- _Problem to solve_
For each line that holds "bằng", copy the line out.

- _Rows_
----------
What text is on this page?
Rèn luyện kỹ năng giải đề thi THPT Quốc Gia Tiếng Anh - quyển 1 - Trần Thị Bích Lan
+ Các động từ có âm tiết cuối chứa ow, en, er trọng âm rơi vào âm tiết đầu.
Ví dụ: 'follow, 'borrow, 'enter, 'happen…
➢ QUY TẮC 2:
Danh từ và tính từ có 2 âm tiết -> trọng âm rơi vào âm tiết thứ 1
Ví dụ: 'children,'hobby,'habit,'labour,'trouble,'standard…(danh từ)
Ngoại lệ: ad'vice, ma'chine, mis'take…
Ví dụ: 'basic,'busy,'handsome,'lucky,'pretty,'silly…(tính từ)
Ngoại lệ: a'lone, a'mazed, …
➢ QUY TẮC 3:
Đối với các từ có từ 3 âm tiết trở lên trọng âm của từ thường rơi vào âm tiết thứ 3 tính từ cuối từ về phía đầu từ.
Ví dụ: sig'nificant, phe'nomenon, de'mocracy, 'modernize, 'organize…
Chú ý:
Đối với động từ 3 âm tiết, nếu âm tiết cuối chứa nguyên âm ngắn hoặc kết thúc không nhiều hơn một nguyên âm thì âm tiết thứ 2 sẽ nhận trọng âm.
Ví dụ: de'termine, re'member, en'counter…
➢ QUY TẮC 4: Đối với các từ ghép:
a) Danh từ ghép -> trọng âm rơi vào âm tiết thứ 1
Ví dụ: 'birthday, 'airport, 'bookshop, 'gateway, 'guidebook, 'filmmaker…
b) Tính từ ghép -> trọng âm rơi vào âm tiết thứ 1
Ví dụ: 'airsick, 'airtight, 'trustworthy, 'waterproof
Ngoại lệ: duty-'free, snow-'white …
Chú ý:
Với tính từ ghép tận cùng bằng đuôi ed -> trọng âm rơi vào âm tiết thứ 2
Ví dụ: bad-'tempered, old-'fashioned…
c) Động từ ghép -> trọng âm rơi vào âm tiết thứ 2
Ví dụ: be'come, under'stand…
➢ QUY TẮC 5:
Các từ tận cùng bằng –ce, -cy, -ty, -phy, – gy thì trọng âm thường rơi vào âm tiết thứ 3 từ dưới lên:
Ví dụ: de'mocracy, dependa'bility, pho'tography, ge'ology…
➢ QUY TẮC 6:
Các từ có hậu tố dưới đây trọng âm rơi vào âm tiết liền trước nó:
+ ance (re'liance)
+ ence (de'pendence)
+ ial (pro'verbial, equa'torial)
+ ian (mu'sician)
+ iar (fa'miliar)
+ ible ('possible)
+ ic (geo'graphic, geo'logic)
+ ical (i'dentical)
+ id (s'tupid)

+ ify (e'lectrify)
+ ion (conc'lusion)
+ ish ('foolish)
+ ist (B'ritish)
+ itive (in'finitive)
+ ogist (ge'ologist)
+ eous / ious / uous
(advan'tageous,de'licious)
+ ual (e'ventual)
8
----------
- _Exercise solution_
Với tính từ ghép tận cùng bằng đuôi ed -> trọng âm rơi vào âm tiết thứ 2
Các từ tận cùng bằng –ce, -cy, -ty, -phy, – gy thì trọng âm thường rơi vào âm tiết thứ 3 từ dưới lên:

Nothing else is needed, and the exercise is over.